#### Task requirements:
Every entry below should be repeated exactly; the pictures should not.

#### Data listing:
>> Start

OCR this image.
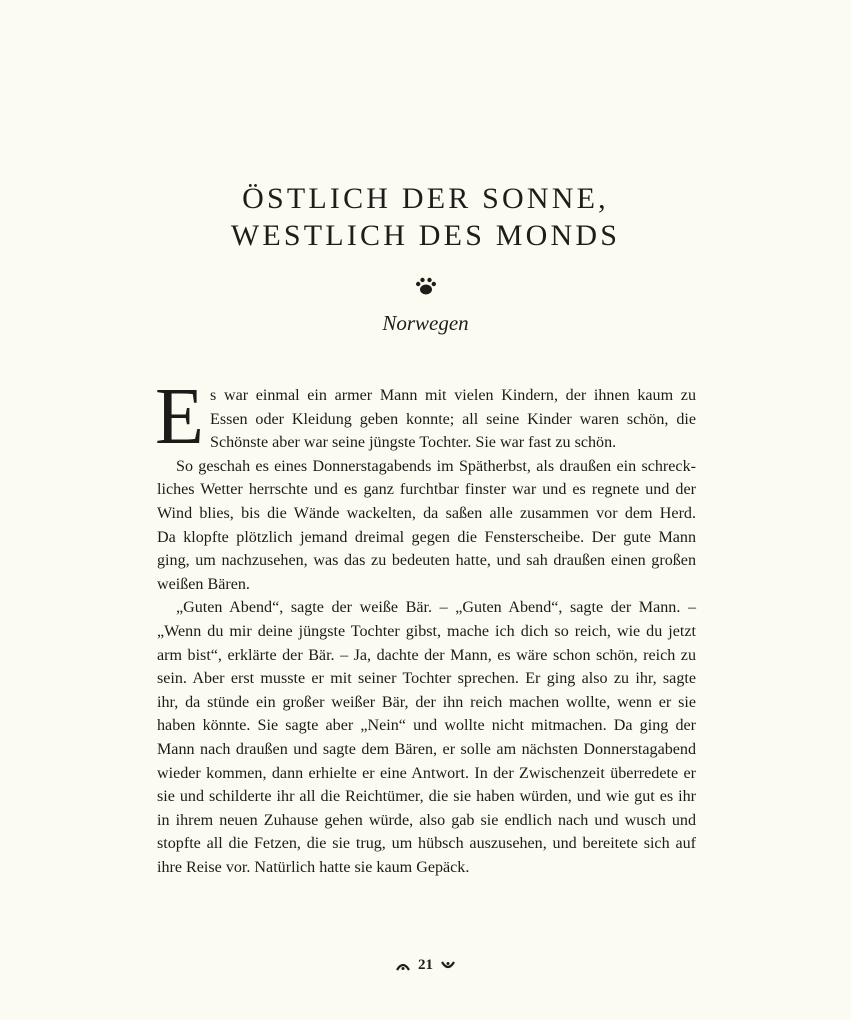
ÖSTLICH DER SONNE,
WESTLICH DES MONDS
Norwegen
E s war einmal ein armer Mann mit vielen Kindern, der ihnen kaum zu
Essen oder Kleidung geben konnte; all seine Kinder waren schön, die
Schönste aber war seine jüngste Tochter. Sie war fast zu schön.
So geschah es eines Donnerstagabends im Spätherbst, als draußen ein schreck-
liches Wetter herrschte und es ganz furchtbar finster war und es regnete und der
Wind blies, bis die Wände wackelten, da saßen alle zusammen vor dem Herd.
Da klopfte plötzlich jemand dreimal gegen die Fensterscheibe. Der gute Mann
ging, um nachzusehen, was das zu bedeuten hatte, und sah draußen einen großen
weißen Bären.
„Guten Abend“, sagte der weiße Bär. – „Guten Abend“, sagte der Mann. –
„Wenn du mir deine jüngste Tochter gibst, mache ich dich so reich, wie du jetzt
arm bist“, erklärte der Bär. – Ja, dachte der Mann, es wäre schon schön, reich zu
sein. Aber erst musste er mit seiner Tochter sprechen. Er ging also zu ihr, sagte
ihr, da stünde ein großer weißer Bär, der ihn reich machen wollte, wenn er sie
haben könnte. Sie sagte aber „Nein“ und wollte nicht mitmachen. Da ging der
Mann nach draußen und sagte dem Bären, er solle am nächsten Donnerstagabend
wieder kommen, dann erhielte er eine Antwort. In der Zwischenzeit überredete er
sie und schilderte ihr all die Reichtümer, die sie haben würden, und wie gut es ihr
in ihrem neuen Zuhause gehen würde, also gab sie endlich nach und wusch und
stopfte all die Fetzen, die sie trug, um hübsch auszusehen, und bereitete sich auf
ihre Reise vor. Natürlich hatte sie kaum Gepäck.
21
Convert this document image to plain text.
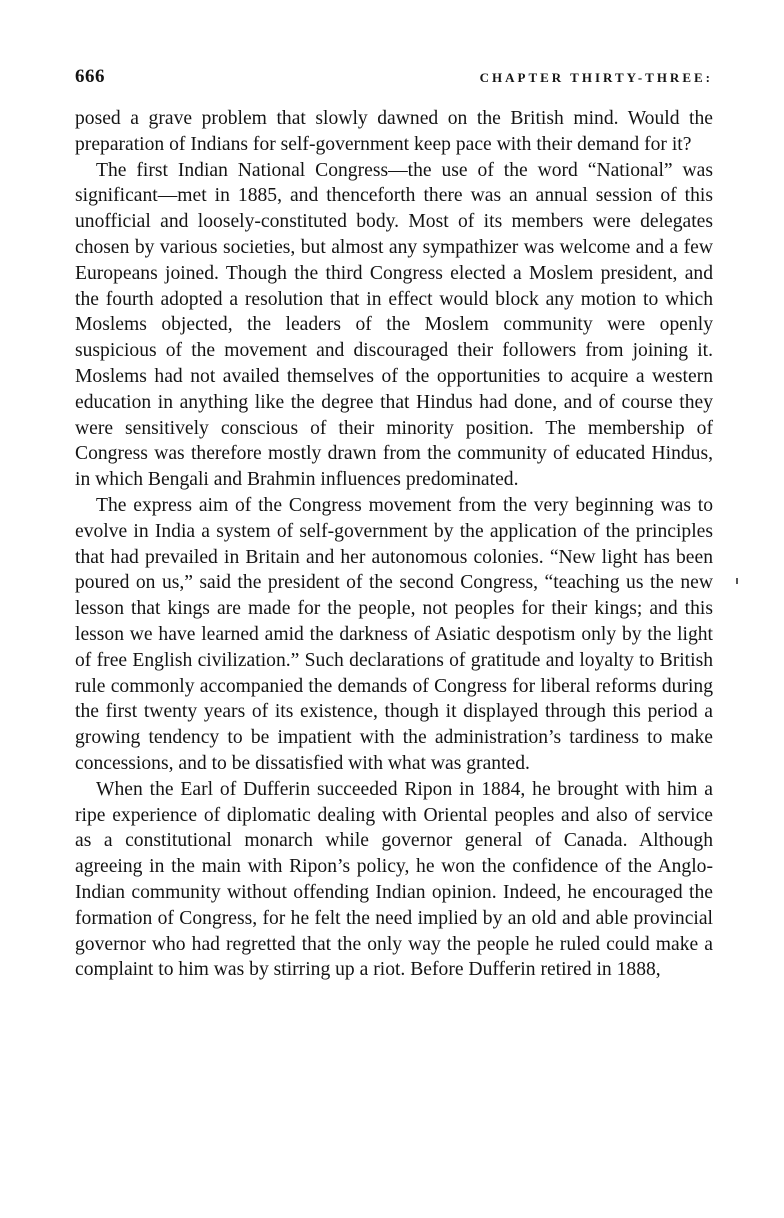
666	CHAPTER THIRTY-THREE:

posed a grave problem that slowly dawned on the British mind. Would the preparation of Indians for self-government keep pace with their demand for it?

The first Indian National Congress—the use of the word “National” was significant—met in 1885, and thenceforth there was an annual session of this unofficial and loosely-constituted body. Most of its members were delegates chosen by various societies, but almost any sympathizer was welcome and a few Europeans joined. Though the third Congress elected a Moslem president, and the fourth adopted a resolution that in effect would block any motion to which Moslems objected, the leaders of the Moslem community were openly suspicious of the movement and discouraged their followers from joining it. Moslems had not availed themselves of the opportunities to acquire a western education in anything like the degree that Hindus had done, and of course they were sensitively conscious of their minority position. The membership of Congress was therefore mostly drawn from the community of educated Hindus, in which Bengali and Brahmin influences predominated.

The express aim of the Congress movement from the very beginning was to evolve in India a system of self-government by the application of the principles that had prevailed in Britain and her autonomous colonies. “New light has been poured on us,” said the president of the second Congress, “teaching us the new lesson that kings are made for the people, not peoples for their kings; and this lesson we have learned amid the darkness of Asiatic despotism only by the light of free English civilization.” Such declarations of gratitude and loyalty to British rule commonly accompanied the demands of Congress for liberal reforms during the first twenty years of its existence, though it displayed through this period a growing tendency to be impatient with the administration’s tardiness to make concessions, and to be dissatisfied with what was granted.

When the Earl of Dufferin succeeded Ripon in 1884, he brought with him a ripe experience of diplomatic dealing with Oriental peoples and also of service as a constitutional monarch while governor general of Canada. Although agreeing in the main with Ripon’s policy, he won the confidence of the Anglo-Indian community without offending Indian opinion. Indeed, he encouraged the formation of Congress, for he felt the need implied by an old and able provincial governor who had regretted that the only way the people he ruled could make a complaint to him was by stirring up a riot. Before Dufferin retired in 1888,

>> End

#### Exercise result:
OCR this image.
ÖSTLICH DER SONNE,
WESTLICH DES MONDS
Norwegen
E s war einmal ein armer Mann mit vielen Kindern, der ihnen kaum zu
Essen oder Kleidung geben konnte; all seine Kinder waren schön, die
Schönste aber war seine jüngste Tochter. Sie war fast zu schön.
So geschah es eines Donnerstagabends im Spätherbst, als draußen ein schreck-
liches Wetter herrschte und es ganz furchtbar finster war und es regnete und der
Wind blies, bis die Wände wackelten, da saßen alle zusammen vor dem Herd.
Da klopfte plötzlich jemand dreimal gegen die Fensterscheibe. Der gute Mann
ging, um nachzusehen, was das zu bedeuten hatte, und sah draußen einen großen
weißen Bären.
„Guten Abend“, sagte der weiße Bär. – „Guten Abend“, sagte der Mann. –
„Wenn du mir deine jüngste Tochter gibst, mache ich dich so reich, wie du jetzt
arm bist“, erklärte der Bär. – Ja, dachte der Mann, es wäre schon schön, reich zu
sein. Aber erst musste er mit seiner Tochter sprechen. Er ging also zu ihr, sagte
ihr, da stünde ein großer weißer Bär, der ihn reich machen wollte, wenn er sie
haben könnte. Sie sagte aber „Nein“ und wollte nicht mitmachen. Da ging der
Mann nach draußen und sagte dem Bären, er solle am nächsten Donnerstagabend
wieder kommen, dann erhielte er eine Antwort. In der Zwischenzeit überredete er
sie und schilderte ihr all die Reichtümer, die sie haben würden, und wie gut es ihr
in ihrem neuen Zuhause gehen würde, also gab sie endlich nach und wusch und
stopfte all die Fetzen, die sie trug, um hübsch auszusehen, und bereitete sich auf
ihre Reise vor. Natürlich hatte sie kaum Gepäck.
21
Convert this document image to plain text.
666	CHAPTER THIRTY-THREE:

posed a grave problem that slowly dawned on the British mind. Would the preparation of Indians for self-government keep pace with their demand for it?

The first Indian National Congress—the use of the word “National” was significant—met in 1885, and thenceforth there was an annual session of this unofficial and loosely-constituted body. Most of its members were delegates chosen by various societies, but almost any sympathizer was welcome and a few Europeans joined. Though the third Congress elected a Moslem president, and the fourth adopted a resolution that in effect would block any motion to which Moslems objected, the leaders of the Moslem community were openly suspicious of the movement and discouraged their followers from joining it. Moslems had not availed themselves of the opportunities to acquire a western education in anything like the degree that Hindus had done, and of course they were sensitively conscious of their minority position. The membership of Congress was therefore mostly drawn from the community of educated Hindus, in which Bengali and Brahmin influences predominated.

The express aim of the Congress movement from the very beginning was to evolve in India a system of self-government by the application of the principles that had prevailed in Britain and her autonomous colonies. “New light has been poured on us,” said the president of the second Congress, “teaching us the new lesson that kings are made for the people, not peoples for their kings; and this lesson we have learned amid the darkness of Asiatic despotism only by the light of free English civilization.” Such declarations of gratitude and loyalty to British rule commonly accompanied the demands of Congress for liberal reforms during the first twenty years of its existence, though it displayed through this period a growing tendency to be impatient with the administration’s tardiness to make concessions, and to be dissatisfied with what was granted.

When the Earl of Dufferin succeeded Ripon in 1884, he brought with him a ripe experience of diplomatic dealing with Oriental peoples and also of service as a constitutional monarch while governor general of Canada. Although agreeing in the main with Ripon’s policy, he won the confidence of the Anglo-Indian community without offending Indian opinion. Indeed, he encouraged the formation of Congress, for he felt the need implied by an old and able provincial governor who had regretted that the only way the people he ruled could make a complaint to him was by stirring up a riot. Before Dufferin retired in 1888,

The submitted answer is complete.